### Requirement
Will you give the material below again, every line exactly as it is?

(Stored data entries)
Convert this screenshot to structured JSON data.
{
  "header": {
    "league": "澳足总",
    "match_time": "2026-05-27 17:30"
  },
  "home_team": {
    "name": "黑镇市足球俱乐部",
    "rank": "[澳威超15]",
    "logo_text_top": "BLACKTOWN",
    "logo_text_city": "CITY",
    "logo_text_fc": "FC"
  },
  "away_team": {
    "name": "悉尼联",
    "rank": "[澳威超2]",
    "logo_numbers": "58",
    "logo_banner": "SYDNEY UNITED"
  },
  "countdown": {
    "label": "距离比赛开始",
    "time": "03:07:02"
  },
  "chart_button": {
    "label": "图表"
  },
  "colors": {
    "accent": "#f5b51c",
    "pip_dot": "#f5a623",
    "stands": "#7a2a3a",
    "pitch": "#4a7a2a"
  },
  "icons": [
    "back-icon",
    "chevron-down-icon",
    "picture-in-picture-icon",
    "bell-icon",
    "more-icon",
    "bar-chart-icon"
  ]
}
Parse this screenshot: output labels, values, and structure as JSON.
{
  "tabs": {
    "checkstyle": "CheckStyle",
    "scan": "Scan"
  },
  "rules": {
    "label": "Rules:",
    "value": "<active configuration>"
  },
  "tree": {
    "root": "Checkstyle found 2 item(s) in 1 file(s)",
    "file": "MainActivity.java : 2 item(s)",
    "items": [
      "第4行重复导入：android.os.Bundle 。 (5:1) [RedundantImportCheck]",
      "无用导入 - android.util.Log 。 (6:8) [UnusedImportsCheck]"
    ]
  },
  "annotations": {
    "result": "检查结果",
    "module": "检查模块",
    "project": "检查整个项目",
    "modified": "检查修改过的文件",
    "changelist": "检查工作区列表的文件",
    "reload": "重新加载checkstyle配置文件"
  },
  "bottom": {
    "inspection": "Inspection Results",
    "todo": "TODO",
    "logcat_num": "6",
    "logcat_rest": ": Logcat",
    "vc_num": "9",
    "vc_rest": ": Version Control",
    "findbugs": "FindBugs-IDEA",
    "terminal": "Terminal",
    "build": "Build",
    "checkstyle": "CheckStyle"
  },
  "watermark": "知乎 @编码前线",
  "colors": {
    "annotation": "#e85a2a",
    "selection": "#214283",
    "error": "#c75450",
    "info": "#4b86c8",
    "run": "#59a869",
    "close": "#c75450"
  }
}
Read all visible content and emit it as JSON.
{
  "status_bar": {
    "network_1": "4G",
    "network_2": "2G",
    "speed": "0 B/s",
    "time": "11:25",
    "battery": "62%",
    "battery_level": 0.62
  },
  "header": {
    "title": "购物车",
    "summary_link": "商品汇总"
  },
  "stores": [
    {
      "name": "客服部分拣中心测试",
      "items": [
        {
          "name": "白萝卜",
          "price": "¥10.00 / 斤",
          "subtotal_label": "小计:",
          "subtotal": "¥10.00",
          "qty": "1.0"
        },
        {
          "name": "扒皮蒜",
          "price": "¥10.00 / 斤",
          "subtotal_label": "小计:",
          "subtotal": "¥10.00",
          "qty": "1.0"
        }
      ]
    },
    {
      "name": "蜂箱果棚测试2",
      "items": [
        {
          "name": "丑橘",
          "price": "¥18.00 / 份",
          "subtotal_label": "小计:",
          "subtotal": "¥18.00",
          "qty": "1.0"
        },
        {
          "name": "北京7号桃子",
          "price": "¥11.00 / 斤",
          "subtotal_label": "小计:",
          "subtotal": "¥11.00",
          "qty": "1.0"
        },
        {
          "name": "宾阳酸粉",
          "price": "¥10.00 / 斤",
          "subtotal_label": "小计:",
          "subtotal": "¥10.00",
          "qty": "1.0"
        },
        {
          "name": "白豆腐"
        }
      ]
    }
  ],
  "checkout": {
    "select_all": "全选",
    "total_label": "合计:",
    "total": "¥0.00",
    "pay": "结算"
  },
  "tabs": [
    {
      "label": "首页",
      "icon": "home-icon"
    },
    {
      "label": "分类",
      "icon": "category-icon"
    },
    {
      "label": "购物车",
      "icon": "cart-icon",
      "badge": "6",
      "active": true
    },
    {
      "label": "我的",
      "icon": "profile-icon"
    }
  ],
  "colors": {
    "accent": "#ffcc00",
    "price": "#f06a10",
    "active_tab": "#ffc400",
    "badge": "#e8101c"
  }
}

### Answer for the task
Convert this screenshot to structured JSON data.
{
  "header": {
    "league": "澳足总",
    "match_time": "2026-05-27 17:30"
  },
  "home_team": {
    "name": "黑镇市足球俱乐部",
    "rank": "[澳威超15]",
    "logo_text_top": "BLACKTOWN",
    "logo_text_city": "CITY",
    "logo_text_fc": "FC"
  },
  "away_team": {
    "name": "悉尼联",
    "rank": "[澳威超2]",
    "logo_numbers": "58",
    "logo_banner": "SYDNEY UNITED"
  },
  "countdown": {
    "label": "距离比赛开始",
    "time": "03:07:02"
  },
  "chart_button": {
    "label": "图表"
  },
  "colors": {
    "accent": "#f5b51c",
    "pip_dot": "#f5a623",
    "stands": "#7a2a3a",
    "pitch": "#4a7a2a"
  },
  "icons": [
    "back-icon",
    "chevron-down-icon",
    "picture-in-picture-icon",
    "bell-icon",
    "more-icon",
    "bar-chart-icon"
  ]
}
Parse this screenshot: output labels, values, and structure as JSON.
{
  "tabs": {
    "checkstyle": "CheckStyle",
    "scan": "Scan"
  },
  "rules": {
    "label": "Rules:",
    "value": "<active configuration>"
  },
  "tree": {
    "root": "Checkstyle found 2 item(s) in 1 file(s)",
    "file": "MainActivity.java : 2 item(s)",
    "items": [
      "第4行重复导入：android.os.Bundle 。 (5:1) [RedundantImportCheck]",
      "无用导入 - android.util.Log 。 (6:8) [UnusedImportsCheck]"
    ]
  },
  "annotations": {
    "result": "检查结果",
    "module": "检查模块",
    "project": "检查整个项目",
    "modified": "检查修改过的文件",
    "changelist": "检查工作区列表的文件",
    "reload": "重新加载checkstyle配置文件"
  },
  "bottom": {
    "inspection": "Inspection Results",
    "todo": "TODO",
    "logcat_num": "6",
    "logcat_rest": ": Logcat",
    "vc_num": "9",
    "vc_rest": ": Version Control",
    "findbugs": "FindBugs-IDEA",
    "terminal": "Terminal",
    "build": "Build",
    "checkstyle": "CheckStyle"
  },
  "watermark": "知乎 @编码前线",
  "colors": {
    "annotation": "#e85a2a",
    "selection": "#214283",
    "error": "#c75450",
    "info": "#4b86c8",
    "run": "#59a869",
    "close": "#c75450"
  }
}
Read all visible content and emit it as JSON.
{
  "status_bar": {
    "network_1": "4G",
    "network_2": "2G",
    "speed": "0 B/s",
    "time": "11:25",
    "battery": "62%",
    "battery_level": 0.62
  },
  "header": {
    "title": "购物车",
    "summary_link": "商品汇总"
  },
  "stores": [
    {
      "name": "客服部分拣中心测试",
      "items": [
        {
          "name": "白萝卜",
          "price": "¥10.00 / 斤",
          "subtotal_label": "小计:",
          "subtotal": "¥10.00",
          "qty": "1.0"
        },
        {
          "name": "扒皮蒜",
          "price": "¥10.00 / 斤",
          "subtotal_label": "小计:",
          "subtotal": "¥10.00",
          "qty": "1.0"
        }
      ]
    },
    {
      "name": "蜂箱果棚测试2",
      "items": [
        {
          "name": "丑橘",
          "price": "¥18.00 / 份",
          "subtotal_label": "小计:",
          "subtotal": "¥18.00",
          "qty": "1.0"
        },
        {
          "name": "北京7号桃子",
          "price": "¥11.00 / 斤",
          "subtotal_label": "小计:",
          "subtotal": "¥11.00",
          "qty": "1.0"
        },
        {
          "name": "宾阳酸粉",
          "price": "¥10.00 / 斤",
          "subtotal_label": "小计:",
          "subtotal": "¥10.00",
          "qty": "1.0"
        },
        {
          "name": "白豆腐"
        }
      ]
    }
  ],
  "checkout": {
    "select_all": "全选",
    "total_label": "合计:",
    "total": "¥0.00",
    "pay": "结算"
  },
  "tabs": [
    {
      "label": "首页",
      "icon": "home-icon"
    },
    {
      "label": "分类",
      "icon": "category-icon"
    },
    {
      "label": "购物车",
      "icon": "cart-icon",
      "badge": "6",
      "active": true
    },
    {
      "label": "我的",
      "icon": "profile-icon"
    }
  ],
  "colors": {
    "accent": "#ffcc00",
    "price": "#f06a10",
    "active_tab": "#ffc400",
    "badge": "#e8101c"
  }
}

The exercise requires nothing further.